◆ GIVEN RECORDS
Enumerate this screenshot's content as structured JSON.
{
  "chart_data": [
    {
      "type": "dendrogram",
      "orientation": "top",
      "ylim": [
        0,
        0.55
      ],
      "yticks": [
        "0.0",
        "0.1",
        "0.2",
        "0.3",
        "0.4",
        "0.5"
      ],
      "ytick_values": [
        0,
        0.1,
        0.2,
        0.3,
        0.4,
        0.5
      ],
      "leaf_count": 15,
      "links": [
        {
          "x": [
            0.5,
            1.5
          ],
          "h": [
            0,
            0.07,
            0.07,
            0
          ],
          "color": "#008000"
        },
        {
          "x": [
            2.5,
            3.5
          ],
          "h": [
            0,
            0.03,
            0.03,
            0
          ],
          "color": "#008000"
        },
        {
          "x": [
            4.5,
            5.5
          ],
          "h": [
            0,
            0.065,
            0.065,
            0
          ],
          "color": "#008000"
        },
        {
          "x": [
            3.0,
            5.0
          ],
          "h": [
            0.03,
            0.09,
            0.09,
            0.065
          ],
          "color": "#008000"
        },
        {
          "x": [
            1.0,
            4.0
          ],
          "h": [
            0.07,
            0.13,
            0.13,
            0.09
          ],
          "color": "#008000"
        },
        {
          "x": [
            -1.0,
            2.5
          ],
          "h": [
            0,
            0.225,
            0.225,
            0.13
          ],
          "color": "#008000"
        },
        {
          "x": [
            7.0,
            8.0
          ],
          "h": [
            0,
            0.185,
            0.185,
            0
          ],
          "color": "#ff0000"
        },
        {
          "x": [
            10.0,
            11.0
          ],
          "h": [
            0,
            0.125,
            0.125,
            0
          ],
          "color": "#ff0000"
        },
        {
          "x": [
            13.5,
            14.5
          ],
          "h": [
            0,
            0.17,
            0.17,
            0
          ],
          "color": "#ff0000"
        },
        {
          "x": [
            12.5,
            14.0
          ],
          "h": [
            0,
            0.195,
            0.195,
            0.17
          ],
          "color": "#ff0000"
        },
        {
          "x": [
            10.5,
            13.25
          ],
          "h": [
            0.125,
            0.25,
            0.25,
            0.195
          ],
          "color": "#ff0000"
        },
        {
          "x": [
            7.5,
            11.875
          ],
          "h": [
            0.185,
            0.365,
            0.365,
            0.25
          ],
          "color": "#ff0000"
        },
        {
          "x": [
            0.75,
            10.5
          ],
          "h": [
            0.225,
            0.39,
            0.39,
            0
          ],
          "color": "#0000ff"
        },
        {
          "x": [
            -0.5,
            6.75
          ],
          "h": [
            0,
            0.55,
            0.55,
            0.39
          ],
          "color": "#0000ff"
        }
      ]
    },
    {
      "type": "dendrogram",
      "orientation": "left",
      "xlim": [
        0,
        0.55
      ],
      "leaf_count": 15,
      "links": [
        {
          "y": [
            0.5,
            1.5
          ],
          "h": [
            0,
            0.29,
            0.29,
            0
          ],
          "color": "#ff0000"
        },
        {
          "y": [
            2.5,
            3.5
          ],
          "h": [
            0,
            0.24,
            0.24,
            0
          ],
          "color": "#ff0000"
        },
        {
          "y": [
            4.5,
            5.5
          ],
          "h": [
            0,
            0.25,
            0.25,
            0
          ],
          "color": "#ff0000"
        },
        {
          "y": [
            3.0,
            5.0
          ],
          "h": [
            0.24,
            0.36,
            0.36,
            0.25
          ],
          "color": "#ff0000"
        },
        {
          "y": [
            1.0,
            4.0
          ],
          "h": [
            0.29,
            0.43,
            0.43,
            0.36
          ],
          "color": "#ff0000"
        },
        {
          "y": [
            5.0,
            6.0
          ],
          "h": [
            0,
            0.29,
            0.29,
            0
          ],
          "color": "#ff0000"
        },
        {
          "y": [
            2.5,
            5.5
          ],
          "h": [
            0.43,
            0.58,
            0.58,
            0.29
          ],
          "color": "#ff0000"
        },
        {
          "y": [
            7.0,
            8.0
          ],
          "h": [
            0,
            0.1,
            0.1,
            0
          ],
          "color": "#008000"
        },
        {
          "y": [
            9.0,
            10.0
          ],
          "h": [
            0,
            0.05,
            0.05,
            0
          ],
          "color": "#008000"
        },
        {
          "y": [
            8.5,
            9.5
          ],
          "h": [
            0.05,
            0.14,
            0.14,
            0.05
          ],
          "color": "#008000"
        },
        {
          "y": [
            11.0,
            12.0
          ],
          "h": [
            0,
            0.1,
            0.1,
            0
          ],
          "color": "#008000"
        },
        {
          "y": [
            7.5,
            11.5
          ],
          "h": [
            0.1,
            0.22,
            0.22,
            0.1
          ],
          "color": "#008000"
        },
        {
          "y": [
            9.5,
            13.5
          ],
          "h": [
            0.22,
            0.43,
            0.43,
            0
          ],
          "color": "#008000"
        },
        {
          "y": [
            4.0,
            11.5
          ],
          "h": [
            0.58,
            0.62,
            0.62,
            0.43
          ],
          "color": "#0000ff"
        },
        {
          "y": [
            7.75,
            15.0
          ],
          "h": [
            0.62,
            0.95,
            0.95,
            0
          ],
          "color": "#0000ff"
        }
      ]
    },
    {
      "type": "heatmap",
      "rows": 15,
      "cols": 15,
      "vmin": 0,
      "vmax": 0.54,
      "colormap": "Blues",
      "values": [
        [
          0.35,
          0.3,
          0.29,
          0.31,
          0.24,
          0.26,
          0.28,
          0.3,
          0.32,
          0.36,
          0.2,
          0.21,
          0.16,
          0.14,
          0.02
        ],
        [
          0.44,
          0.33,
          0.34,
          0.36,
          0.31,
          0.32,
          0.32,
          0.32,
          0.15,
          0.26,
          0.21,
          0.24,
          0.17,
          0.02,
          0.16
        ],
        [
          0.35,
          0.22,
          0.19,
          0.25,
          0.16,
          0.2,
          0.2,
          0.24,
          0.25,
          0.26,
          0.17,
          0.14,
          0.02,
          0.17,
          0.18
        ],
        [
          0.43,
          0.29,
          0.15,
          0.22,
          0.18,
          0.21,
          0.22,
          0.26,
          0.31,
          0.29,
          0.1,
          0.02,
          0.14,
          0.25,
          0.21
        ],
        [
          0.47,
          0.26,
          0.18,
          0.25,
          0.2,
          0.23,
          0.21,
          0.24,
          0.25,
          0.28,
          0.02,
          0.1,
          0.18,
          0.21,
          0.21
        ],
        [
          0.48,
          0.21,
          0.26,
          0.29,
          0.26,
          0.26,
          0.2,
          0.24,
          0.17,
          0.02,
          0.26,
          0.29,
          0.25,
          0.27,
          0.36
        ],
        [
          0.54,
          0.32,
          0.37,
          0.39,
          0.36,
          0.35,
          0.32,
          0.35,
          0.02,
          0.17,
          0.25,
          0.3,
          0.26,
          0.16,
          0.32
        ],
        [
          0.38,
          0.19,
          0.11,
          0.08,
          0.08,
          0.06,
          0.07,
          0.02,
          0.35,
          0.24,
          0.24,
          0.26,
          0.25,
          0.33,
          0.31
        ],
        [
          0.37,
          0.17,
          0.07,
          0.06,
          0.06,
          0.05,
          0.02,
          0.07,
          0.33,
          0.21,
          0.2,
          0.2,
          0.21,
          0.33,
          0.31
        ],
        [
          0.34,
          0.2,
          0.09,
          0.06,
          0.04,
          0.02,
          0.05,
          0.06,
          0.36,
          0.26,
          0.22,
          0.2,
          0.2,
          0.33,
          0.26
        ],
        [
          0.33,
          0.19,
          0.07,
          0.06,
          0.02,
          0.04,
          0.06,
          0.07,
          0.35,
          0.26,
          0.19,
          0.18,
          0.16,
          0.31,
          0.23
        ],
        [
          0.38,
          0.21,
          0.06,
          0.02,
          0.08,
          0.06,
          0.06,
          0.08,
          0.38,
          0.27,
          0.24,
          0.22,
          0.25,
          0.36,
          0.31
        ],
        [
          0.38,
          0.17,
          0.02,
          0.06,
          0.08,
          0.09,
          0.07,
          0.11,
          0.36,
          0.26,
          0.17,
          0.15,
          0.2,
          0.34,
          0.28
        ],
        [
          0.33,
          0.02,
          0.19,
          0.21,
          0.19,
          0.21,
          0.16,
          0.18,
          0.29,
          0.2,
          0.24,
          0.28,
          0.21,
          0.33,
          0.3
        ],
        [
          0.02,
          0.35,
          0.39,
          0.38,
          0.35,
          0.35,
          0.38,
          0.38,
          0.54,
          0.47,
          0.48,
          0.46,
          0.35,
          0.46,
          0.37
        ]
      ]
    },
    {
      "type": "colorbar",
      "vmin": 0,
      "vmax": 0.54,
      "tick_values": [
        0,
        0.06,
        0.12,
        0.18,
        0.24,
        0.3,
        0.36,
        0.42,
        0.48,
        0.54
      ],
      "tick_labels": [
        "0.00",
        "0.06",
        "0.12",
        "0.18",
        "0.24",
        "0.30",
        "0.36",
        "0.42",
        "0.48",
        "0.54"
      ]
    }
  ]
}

◆ EXERCISE AIM
Collect every line with the string "type" from the records, and copy each.

◆ TASK SOLUTION
      "type": "dendrogram",
      "type": "dendrogram",
      "type": "heatmap",
      "type": "colorbar",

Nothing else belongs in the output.